■ Exercise prompt:
Please list all lines of the material below in which the string "What" occurs.

■ Exercise materials:
-=-=-=-=-
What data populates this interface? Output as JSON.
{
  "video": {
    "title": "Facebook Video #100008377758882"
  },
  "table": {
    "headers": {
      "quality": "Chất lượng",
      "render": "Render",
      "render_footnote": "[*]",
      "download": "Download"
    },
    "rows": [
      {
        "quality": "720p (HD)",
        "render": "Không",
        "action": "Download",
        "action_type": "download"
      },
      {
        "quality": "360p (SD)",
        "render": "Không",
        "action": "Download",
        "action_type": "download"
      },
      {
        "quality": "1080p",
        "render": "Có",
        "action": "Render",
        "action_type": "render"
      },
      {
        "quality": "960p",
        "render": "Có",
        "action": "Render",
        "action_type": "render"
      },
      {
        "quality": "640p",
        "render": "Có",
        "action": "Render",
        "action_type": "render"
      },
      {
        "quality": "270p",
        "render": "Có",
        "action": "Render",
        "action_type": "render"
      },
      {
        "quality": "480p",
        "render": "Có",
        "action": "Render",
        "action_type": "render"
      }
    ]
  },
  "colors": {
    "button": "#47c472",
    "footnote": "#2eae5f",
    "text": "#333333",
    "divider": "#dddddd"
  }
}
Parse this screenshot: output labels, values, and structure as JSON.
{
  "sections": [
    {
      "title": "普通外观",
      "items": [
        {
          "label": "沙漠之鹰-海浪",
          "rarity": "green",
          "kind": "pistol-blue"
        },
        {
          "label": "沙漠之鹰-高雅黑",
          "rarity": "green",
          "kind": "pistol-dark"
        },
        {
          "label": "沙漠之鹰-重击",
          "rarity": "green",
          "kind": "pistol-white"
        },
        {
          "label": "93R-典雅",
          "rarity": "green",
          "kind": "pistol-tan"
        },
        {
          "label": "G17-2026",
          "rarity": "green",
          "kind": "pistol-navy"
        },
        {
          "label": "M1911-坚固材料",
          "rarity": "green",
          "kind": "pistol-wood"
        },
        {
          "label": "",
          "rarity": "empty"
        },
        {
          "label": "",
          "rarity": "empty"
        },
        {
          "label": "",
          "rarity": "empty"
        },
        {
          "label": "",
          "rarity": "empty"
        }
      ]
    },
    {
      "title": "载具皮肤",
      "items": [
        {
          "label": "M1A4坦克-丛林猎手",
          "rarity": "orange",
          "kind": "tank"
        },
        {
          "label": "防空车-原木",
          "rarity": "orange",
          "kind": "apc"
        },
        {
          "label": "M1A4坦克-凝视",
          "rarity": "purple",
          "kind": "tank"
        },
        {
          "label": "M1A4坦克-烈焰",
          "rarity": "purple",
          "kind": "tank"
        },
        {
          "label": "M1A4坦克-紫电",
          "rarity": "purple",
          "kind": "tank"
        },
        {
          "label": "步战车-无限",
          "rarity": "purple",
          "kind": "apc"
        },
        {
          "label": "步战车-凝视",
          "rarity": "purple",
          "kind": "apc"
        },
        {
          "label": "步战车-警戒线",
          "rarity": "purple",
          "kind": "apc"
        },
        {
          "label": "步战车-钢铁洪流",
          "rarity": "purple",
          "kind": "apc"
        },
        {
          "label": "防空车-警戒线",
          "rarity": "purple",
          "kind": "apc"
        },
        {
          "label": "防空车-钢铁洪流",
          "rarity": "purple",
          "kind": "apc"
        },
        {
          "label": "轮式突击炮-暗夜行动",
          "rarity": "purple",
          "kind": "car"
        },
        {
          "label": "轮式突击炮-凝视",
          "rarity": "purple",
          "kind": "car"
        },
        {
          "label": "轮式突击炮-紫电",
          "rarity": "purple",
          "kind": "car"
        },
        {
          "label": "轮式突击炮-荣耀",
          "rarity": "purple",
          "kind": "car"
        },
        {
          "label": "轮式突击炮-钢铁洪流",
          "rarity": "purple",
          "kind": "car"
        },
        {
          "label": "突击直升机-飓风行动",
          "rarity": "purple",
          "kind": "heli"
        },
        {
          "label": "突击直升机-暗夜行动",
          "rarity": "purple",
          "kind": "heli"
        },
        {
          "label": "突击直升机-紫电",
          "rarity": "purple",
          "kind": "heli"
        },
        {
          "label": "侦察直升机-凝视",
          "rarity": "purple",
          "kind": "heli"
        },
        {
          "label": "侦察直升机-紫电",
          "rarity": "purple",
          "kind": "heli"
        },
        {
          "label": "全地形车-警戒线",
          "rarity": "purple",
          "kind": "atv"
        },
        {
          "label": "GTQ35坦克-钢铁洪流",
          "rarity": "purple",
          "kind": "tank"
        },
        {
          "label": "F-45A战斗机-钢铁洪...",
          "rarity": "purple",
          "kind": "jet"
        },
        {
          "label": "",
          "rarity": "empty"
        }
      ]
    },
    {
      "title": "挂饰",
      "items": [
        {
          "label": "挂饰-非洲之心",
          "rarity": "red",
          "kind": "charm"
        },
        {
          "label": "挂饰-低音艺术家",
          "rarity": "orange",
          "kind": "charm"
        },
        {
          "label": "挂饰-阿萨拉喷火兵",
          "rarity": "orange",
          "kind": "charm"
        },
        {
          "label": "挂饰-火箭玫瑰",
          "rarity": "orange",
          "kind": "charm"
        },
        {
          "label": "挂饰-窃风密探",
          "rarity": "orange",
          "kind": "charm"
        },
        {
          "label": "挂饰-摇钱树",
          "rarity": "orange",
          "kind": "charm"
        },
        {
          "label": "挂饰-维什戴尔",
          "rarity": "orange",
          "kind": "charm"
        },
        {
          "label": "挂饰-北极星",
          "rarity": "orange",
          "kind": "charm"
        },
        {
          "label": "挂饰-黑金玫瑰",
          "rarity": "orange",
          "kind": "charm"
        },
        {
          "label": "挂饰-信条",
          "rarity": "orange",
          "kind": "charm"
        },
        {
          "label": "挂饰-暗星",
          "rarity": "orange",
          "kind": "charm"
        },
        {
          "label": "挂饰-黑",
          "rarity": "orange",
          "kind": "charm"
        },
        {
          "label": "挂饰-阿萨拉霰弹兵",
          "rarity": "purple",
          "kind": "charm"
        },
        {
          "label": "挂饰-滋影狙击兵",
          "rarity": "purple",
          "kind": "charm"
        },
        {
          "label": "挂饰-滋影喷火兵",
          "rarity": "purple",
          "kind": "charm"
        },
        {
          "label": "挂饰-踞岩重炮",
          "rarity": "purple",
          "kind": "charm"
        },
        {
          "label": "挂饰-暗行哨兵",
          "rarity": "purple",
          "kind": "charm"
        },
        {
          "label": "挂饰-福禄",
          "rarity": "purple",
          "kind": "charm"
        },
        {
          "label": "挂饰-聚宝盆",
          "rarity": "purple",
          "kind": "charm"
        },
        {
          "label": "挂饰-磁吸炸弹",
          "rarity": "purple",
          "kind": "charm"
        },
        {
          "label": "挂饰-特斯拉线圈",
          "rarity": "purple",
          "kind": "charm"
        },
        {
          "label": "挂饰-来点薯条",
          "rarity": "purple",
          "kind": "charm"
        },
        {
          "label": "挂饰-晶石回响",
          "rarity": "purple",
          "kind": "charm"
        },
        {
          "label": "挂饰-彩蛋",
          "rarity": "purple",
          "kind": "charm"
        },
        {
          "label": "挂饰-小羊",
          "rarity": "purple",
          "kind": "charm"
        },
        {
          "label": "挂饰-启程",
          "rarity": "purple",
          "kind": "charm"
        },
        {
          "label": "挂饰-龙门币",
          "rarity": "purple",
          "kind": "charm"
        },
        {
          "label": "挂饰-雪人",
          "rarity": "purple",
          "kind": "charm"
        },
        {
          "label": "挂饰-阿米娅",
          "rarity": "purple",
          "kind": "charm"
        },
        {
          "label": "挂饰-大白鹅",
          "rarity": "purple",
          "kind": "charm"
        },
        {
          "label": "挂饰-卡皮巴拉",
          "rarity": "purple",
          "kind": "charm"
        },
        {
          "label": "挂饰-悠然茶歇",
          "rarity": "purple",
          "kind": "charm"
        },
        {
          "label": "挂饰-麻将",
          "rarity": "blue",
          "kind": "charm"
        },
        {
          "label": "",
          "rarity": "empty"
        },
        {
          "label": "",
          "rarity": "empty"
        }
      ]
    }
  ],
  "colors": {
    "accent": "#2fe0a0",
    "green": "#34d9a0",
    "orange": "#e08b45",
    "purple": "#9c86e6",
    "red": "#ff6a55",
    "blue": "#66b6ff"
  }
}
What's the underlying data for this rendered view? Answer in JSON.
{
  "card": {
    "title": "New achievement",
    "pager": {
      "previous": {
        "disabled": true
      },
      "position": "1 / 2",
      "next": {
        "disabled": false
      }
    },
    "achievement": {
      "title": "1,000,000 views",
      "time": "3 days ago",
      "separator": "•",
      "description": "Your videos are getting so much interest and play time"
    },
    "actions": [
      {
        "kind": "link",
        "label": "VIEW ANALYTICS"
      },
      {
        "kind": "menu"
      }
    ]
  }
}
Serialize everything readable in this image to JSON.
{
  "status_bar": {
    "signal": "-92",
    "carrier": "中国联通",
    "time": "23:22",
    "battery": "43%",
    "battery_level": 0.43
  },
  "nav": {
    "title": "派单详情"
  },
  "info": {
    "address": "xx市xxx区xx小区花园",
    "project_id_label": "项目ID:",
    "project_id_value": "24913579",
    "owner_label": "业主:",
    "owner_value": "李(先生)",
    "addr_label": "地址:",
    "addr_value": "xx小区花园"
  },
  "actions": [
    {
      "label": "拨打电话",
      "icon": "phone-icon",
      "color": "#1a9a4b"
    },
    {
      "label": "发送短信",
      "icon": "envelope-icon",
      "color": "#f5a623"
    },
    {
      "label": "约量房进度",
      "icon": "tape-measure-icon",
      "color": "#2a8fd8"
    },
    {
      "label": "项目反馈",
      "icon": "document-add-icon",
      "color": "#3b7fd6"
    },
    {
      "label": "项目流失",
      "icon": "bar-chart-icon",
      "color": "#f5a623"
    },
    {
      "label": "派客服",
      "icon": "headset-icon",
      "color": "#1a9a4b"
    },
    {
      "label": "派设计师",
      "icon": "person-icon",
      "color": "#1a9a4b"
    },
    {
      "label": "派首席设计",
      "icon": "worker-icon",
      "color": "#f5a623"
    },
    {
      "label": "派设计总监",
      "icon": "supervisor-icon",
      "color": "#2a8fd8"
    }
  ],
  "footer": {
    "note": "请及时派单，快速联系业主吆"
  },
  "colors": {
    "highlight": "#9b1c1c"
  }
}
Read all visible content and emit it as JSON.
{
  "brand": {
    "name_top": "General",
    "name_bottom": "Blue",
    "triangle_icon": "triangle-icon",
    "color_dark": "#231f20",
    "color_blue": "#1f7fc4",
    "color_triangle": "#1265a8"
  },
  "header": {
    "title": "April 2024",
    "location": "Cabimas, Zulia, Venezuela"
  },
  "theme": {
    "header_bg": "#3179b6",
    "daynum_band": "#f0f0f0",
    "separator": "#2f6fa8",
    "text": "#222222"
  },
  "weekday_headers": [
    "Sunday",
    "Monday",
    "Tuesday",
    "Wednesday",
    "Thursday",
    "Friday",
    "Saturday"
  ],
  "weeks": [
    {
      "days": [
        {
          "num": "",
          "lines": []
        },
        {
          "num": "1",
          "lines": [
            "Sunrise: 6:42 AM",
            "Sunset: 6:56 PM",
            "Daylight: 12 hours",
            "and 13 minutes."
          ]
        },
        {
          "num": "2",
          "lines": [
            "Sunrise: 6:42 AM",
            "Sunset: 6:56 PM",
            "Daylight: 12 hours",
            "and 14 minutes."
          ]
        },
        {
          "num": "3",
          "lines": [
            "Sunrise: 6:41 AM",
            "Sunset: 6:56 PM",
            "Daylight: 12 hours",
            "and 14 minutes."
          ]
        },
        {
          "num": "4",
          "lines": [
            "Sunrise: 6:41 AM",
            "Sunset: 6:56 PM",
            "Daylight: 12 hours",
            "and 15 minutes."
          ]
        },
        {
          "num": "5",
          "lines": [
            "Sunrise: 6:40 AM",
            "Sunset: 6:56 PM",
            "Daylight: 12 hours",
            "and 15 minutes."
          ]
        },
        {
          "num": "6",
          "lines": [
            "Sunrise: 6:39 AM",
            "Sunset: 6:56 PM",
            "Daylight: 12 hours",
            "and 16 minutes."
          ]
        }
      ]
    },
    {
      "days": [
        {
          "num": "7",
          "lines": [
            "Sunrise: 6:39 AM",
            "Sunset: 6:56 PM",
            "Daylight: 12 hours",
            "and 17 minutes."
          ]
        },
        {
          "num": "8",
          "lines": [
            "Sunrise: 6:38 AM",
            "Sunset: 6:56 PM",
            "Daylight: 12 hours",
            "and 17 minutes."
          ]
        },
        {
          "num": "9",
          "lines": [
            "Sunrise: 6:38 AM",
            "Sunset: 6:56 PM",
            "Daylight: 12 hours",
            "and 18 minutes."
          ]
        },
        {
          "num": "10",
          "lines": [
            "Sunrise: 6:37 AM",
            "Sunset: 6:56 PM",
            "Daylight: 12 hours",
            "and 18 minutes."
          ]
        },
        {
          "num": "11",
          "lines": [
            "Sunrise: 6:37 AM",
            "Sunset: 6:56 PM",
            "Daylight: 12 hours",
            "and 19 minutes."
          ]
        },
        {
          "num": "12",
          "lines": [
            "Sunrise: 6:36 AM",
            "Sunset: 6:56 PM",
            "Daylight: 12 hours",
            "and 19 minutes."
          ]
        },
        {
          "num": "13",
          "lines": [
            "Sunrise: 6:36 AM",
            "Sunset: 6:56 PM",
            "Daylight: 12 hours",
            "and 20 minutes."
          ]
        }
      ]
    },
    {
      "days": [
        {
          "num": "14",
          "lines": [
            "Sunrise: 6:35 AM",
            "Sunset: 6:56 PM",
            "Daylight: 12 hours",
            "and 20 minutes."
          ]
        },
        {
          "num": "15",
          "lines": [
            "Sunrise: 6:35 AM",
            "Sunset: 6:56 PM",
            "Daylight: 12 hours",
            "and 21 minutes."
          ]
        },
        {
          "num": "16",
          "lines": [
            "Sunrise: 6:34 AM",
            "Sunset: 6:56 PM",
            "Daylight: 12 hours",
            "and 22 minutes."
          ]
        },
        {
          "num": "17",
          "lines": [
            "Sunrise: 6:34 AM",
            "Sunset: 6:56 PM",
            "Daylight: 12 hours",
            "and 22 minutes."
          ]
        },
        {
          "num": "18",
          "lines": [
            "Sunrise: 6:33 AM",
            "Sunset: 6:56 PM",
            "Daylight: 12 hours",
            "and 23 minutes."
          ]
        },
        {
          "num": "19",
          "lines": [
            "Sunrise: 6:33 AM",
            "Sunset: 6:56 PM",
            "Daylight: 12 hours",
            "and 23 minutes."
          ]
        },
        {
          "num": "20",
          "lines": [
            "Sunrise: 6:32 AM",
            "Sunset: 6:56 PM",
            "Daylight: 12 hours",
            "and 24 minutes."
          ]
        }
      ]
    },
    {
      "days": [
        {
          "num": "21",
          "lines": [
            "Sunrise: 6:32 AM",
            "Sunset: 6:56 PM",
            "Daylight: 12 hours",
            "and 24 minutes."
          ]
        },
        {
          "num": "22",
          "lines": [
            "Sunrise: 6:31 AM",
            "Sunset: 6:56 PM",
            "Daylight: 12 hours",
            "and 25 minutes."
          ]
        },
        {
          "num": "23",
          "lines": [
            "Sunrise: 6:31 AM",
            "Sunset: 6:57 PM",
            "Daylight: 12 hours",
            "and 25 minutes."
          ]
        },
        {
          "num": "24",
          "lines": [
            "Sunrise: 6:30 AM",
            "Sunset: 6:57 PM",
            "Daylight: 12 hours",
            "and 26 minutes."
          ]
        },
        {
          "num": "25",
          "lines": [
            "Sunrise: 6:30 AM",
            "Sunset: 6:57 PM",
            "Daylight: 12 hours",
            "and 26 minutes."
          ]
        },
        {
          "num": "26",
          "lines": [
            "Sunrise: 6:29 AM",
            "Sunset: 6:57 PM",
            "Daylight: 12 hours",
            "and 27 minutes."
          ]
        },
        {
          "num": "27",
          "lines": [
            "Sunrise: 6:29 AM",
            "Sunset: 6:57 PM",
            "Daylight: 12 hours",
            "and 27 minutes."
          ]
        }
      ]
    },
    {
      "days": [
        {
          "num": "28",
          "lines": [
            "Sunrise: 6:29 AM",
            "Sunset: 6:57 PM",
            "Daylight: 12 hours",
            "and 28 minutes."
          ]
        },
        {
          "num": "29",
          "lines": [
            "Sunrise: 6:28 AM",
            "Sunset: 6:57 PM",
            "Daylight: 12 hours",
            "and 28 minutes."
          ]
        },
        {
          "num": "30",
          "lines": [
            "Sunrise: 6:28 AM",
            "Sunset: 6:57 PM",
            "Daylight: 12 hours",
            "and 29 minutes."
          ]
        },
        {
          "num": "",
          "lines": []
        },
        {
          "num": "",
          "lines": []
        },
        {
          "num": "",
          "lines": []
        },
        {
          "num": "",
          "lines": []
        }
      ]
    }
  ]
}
-=-=-=-=-
■ Expected answer:
What data populates this interface? Output as JSON.
What's the underlying data for this rendered view? Answer in JSON.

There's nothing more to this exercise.